### OBJECTIVE
Quote the records in full and leave their pictures out.

• • • •

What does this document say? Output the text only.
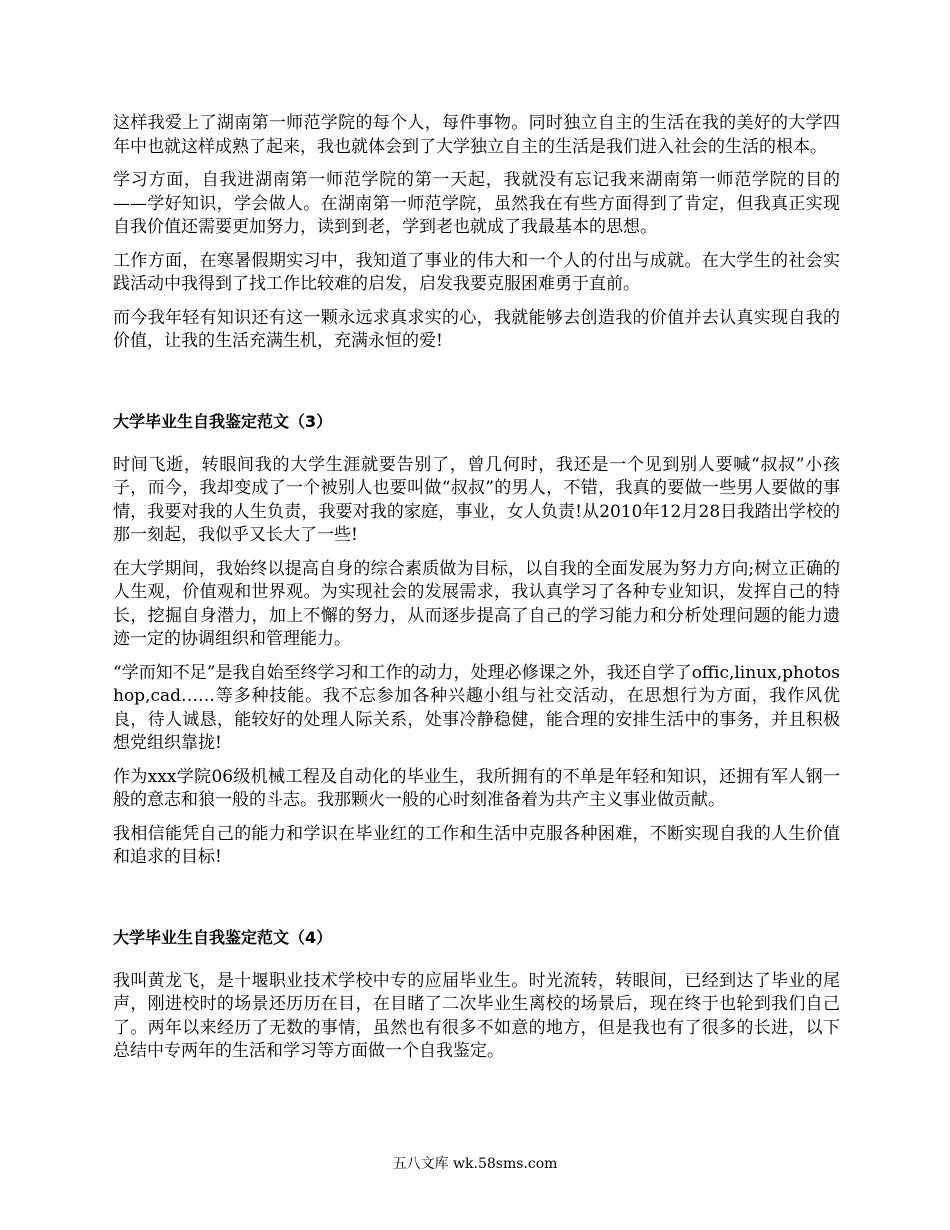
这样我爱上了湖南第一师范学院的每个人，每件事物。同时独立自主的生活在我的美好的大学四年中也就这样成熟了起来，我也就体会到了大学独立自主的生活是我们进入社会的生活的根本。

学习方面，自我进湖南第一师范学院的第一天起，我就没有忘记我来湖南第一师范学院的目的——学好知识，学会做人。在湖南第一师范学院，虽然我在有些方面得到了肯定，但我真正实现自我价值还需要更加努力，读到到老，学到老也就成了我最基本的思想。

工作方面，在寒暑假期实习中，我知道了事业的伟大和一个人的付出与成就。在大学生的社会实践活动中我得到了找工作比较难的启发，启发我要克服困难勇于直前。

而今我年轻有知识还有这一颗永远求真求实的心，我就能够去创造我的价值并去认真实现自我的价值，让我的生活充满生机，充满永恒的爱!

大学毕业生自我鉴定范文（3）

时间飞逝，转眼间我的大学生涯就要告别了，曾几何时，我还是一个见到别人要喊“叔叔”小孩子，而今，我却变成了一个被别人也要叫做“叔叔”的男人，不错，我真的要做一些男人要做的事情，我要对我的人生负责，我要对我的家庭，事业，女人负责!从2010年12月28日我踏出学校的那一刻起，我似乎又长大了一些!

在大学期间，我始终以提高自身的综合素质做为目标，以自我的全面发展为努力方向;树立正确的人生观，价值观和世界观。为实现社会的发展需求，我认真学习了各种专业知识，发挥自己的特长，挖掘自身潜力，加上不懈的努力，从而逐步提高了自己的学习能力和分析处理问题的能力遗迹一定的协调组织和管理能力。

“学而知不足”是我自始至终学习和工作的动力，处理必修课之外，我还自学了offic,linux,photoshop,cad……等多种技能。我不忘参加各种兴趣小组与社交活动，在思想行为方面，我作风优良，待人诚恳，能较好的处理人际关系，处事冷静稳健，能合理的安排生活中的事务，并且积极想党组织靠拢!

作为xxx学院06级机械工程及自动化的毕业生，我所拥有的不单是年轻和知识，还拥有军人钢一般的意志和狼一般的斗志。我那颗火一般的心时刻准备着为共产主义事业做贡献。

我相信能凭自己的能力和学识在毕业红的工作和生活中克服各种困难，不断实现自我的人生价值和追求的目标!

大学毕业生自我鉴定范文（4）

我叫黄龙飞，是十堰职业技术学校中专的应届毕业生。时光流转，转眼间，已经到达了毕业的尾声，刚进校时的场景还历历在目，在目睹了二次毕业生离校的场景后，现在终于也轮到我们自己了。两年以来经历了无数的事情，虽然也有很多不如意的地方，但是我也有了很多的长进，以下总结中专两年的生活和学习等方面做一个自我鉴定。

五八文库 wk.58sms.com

• • • •

### EXERCISE SOLUTION
What does this document say? Output the text only.
这样我爱上了湖南第一师范学院的每个人，每件事物。同时独立自主的生活在我的美好的大学四年中也就这样成熟了起来，我也就体会到了大学独立自主的生活是我们进入社会的生活的根本。

学习方面，自我进湖南第一师范学院的第一天起，我就没有忘记我来湖南第一师范学院的目的——学好知识，学会做人。在湖南第一师范学院，虽然我在有些方面得到了肯定，但我真正实现自我价值还需要更加努力，读到到老，学到老也就成了我最基本的思想。

工作方面，在寒暑假期实习中，我知道了事业的伟大和一个人的付出与成就。在大学生的社会实践活动中我得到了找工作比较难的启发，启发我要克服困难勇于直前。

而今我年轻有知识还有这一颗永远求真求实的心，我就能够去创造我的价值并去认真实现自我的价值，让我的生活充满生机，充满永恒的爱!

大学毕业生自我鉴定范文（3）

时间飞逝，转眼间我的大学生涯就要告别了，曾几何时，我还是一个见到别人要喊“叔叔”小孩子，而今，我却变成了一个被别人也要叫做“叔叔”的男人，不错，我真的要做一些男人要做的事情，我要对我的人生负责，我要对我的家庭，事业，女人负责!从2010年12月28日我踏出学校的那一刻起，我似乎又长大了一些!

在大学期间，我始终以提高自身的综合素质做为目标，以自我的全面发展为努力方向;树立正确的人生观，价值观和世界观。为实现社会的发展需求，我认真学习了各种专业知识，发挥自己的特长，挖掘自身潜力，加上不懈的努力，从而逐步提高了自己的学习能力和分析处理问题的能力遗迹一定的协调组织和管理能力。

“学而知不足”是我自始至终学习和工作的动力，处理必修课之外，我还自学了offic,linux,photoshop,cad……等多种技能。我不忘参加各种兴趣小组与社交活动，在思想行为方面，我作风优良，待人诚恳，能较好的处理人际关系，处事冷静稳健，能合理的安排生活中的事务，并且积极想党组织靠拢!

作为xxx学院06级机械工程及自动化的毕业生，我所拥有的不单是年轻和知识，还拥有军人钢一般的意志和狼一般的斗志。我那颗火一般的心时刻准备着为共产主义事业做贡献。

我相信能凭自己的能力和学识在毕业红的工作和生活中克服各种困难，不断实现自我的人生价值和追求的目标!

大学毕业生自我鉴定范文（4）

我叫黄龙飞，是十堰职业技术学校中专的应届毕业生。时光流转，转眼间，已经到达了毕业的尾声，刚进校时的场景还历历在目，在目睹了二次毕业生离校的场景后，现在终于也轮到我们自己了。两年以来经历了无数的事情，虽然也有很多不如意的地方，但是我也有了很多的长进，以下总结中专两年的生活和学习等方面做一个自我鉴定。

五八文库 wk.58sms.com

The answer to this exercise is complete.